__What the exercise asks__
Return every record below exactly as written, but leave out the pictures.

__Supplied entries__
□ □ □ □ □

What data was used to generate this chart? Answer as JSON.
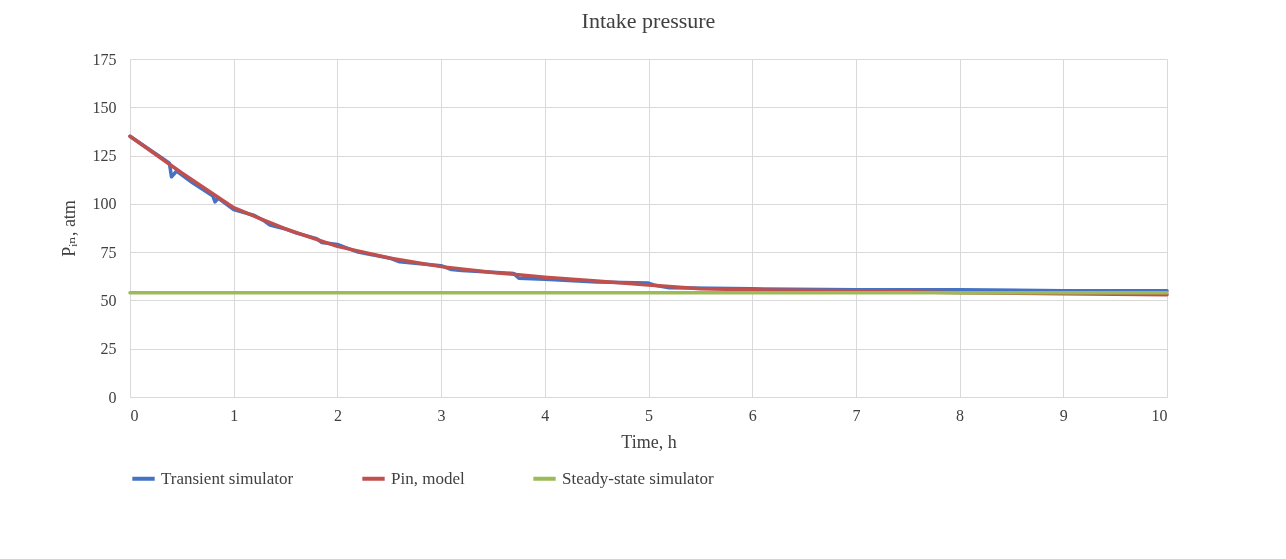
{
  "chart_data": {
    "type": "line",
    "title": "Intake pressure",
    "xlabel": "Time, h",
    "ylabel": "Pᵢₙ, atm",
    "xlim": [
      0,
      10
    ],
    "xticks": [
      0,
      1,
      2,
      3,
      4,
      5,
      6,
      7,
      8,
      9,
      10
    ],
    "ylim": [
      0,
      175
    ],
    "yticks": [
      0,
      25,
      50,
      75,
      100,
      125,
      150,
      175
    ],
    "grid": true,
    "legend": "bottom",
    "line_style": "solid",
    "series": [
      {
        "name": "Transient simulator",
        "color": "#4472c4",
        "x": [
          0,
          0.3,
          0.38,
          0.4,
          0.45,
          0.6,
          0.8,
          0.82,
          0.85,
          1,
          1.2,
          1.3,
          1.35,
          1.5,
          1.6,
          1.8,
          1.85,
          2,
          2.1,
          2.2,
          2.5,
          2.55,
          2.6,
          3,
          3.1,
          3.2,
          3.7,
          3.75,
          4,
          4.5,
          5,
          5.05,
          5.2,
          6,
          7,
          8,
          9,
          10
        ],
        "values": [
          135,
          124,
          121,
          114,
          117,
          111,
          104,
          101,
          103,
          97,
          94,
          91,
          89,
          87,
          85,
          82,
          80,
          79,
          77,
          75,
          72,
          71,
          70,
          68,
          66,
          65.5,
          64,
          61.5,
          61,
          59.5,
          59,
          58,
          56.5,
          56,
          55.5,
          55.5,
          55,
          55
        ]
      },
      {
        "name": "Pin, model",
        "color": "#c0504d",
        "x": [
          0,
          0.5,
          1,
          1.5,
          2,
          2.5,
          3,
          3.5,
          4,
          4.5,
          5,
          5.5,
          6,
          7,
          8,
          9,
          10
        ],
        "values": [
          135,
          116,
          98,
          87,
          78,
          72,
          67.5,
          64.5,
          62,
          60,
          58,
          56,
          55.5,
          55,
          54,
          53.5,
          53
        ]
      },
      {
        "name": "Steady-state simulator",
        "color": "#9bbb59",
        "x": [
          0,
          10
        ],
        "values": [
          54,
          54
        ]
      }
    ]
  }
}
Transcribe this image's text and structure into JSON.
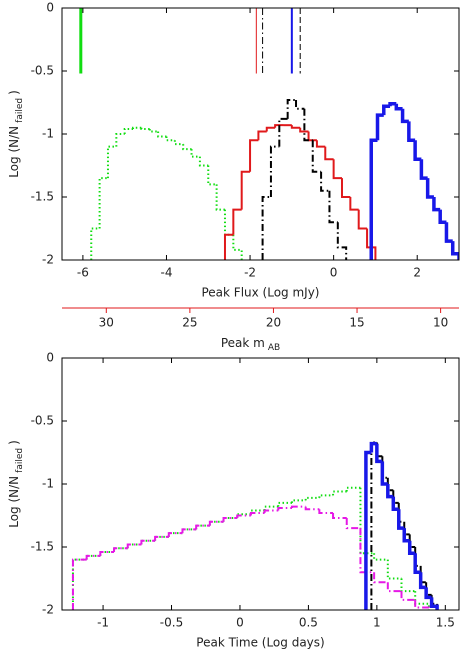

□ □ □ □ □

__Task response__
What data was used to generate this chart? Answer as JSON.
{
  "chart_data": {
    "type": "line",
    "title": "Intake pressure",
    "xlabel": "Time, h",
    "ylabel": "Pᵢₙ, atm",
    "xlim": [
      0,
      10
    ],
    "xticks": [
      0,
      1,
      2,
      3,
      4,
      5,
      6,
      7,
      8,
      9,
      10
    ],
    "ylim": [
      0,
      175
    ],
    "yticks": [
      0,
      25,
      50,
      75,
      100,
      125,
      150,
      175
    ],
    "grid": true,
    "legend": "bottom",
    "line_style": "solid",
    "series": [
      {
        "name": "Transient simulator",
        "color": "#4472c4",
        "x": [
          0,
          0.3,
          0.38,
          0.4,
          0.45,
          0.6,
          0.8,
          0.82,
          0.85,
          1,
          1.2,
          1.3,
          1.35,
          1.5,
          1.6,
          1.8,
          1.85,
          2,
          2.1,
          2.2,
          2.5,
          2.55,
          2.6,
          3,
          3.1,
          3.2,
          3.7,
          3.75,
          4,
          4.5,
          5,
          5.05,
          5.2,
          6,
          7,
          8,
          9,
          10
        ],
        "values": [
          135,
          124,
          121,
          114,
          117,
          111,
          104,
          101,
          103,
          97,
          94,
          91,
          89,
          87,
          85,
          82,
          80,
          79,
          77,
          75,
          72,
          71,
          70,
          68,
          66,
          65.5,
          64,
          61.5,
          61,
          59.5,
          59,
          58,
          56.5,
          56,
          55.5,
          55.5,
          55,
          55
        ]
      },
      {
        "name": "Pin, model",
        "color": "#c0504d",
        "x": [
          0,
          0.5,
          1,
          1.5,
          2,
          2.5,
          3,
          3.5,
          4,
          4.5,
          5,
          5.5,
          6,
          7,
          8,
          9,
          10
        ],
        "values": [
          135,
          116,
          98,
          87,
          78,
          72,
          67.5,
          64.5,
          62,
          60,
          58,
          56,
          55.5,
          55,
          54,
          53.5,
          53
        ]
      },
      {
        "name": "Steady-state simulator",
        "color": "#9bbb59",
        "x": [
          0,
          10
        ],
        "values": [
          54,
          54
        ]
      }
    ]
  }
}
Transcribe this image's text and structure into JSON.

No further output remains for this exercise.